SET EXERCISE: An exact copy of all the data is required, with pictures left out.

Begin DATA FOR THE TASK

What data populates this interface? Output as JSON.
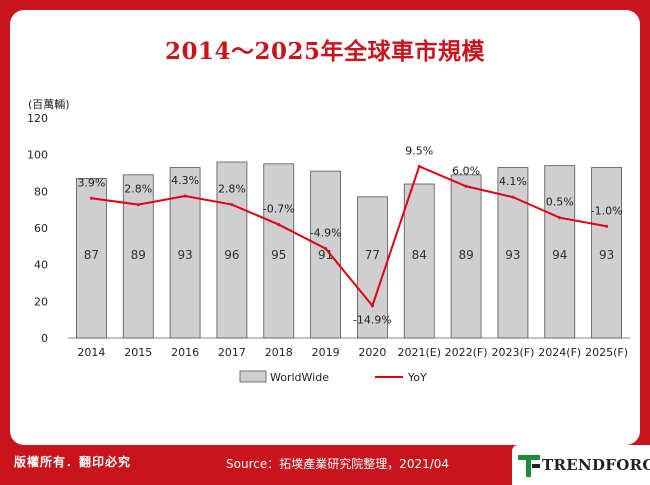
{
  "chart_data": {
    "type": "bar",
    "title": "2014～2025年全球車市規模",
    "unit_label": "(百萬輛)",
    "categories": [
      "2014",
      "2015",
      "2016",
      "2017",
      "2018",
      "2019",
      "2020",
      "2021(E)",
      "2022(F)",
      "2023(F)",
      "2024(F)",
      "2025(F)"
    ],
    "series": [
      {
        "name": "WorldWide",
        "type": "bar",
        "values": [
          87,
          89,
          93,
          96,
          95,
          91,
          77,
          84,
          89,
          93,
          94,
          93
        ],
        "color": "#cfcfcf"
      },
      {
        "name": "YoY",
        "type": "line",
        "values": [
          3.9,
          2.8,
          4.3,
          2.8,
          -0.7,
          -4.9,
          -14.9,
          9.5,
          6.0,
          4.1,
          0.5,
          -1.0
        ],
        "labels": [
          "3.9%",
          "2.8%",
          "4.3%",
          "2.8%",
          "-0.7%",
          "-4.9%",
          "-14.9%",
          "9.5%",
          "6.0%",
          "4.1%",
          "0.5%",
          "-1.0%"
        ],
        "color": "#e00012"
      }
    ],
    "ylim": [
      0,
      120
    ],
    "yticks": [
      "0",
      "20",
      "40",
      "60",
      "80",
      "100",
      "120"
    ],
    "grid": false,
    "legend": "bottom"
  },
  "footer": {
    "rights": "版權所有．翻印必究",
    "source": "Source：拓墣產業研究院整理，2021/04"
  },
  "logo": {
    "text": "TRENDFORCE",
    "icon": "trendforce-mark-icon"
  },
  "colors": {
    "frame": "#c9141c",
    "bar": "#cfcfcf",
    "line": "#e00012"
  }
}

End DATA FOR THE TASK

TASK RESULT:
What data populates this interface? Output as JSON.
{
  "chart_data": {
    "type": "bar",
    "title": "2014～2025年全球車市規模",
    "unit_label": "(百萬輛)",
    "categories": [
      "2014",
      "2015",
      "2016",
      "2017",
      "2018",
      "2019",
      "2020",
      "2021(E)",
      "2022(F)",
      "2023(F)",
      "2024(F)",
      "2025(F)"
    ],
    "series": [
      {
        "name": "WorldWide",
        "type": "bar",
        "values": [
          87,
          89,
          93,
          96,
          95,
          91,
          77,
          84,
          89,
          93,
          94,
          93
        ],
        "color": "#cfcfcf"
      },
      {
        "name": "YoY",
        "type": "line",
        "values": [
          3.9,
          2.8,
          4.3,
          2.8,
          -0.7,
          -4.9,
          -14.9,
          9.5,
          6.0,
          4.1,
          0.5,
          -1.0
        ],
        "labels": [
          "3.9%",
          "2.8%",
          "4.3%",
          "2.8%",
          "-0.7%",
          "-4.9%",
          "-14.9%",
          "9.5%",
          "6.0%",
          "4.1%",
          "0.5%",
          "-1.0%"
        ],
        "color": "#e00012"
      }
    ],
    "ylim": [
      0,
      120
    ],
    "yticks": [
      "0",
      "20",
      "40",
      "60",
      "80",
      "100",
      "120"
    ],
    "grid": false,
    "legend": "bottom"
  },
  "footer": {
    "rights": "版權所有．翻印必究",
    "source": "Source：拓墣產業研究院整理，2021/04"
  },
  "logo": {
    "text": "TRENDFORCE",
    "icon": "trendforce-mark-icon"
  },
  "colors": {
    "frame": "#c9141c",
    "bar": "#cfcfcf",
    "line": "#e00012"
  }
}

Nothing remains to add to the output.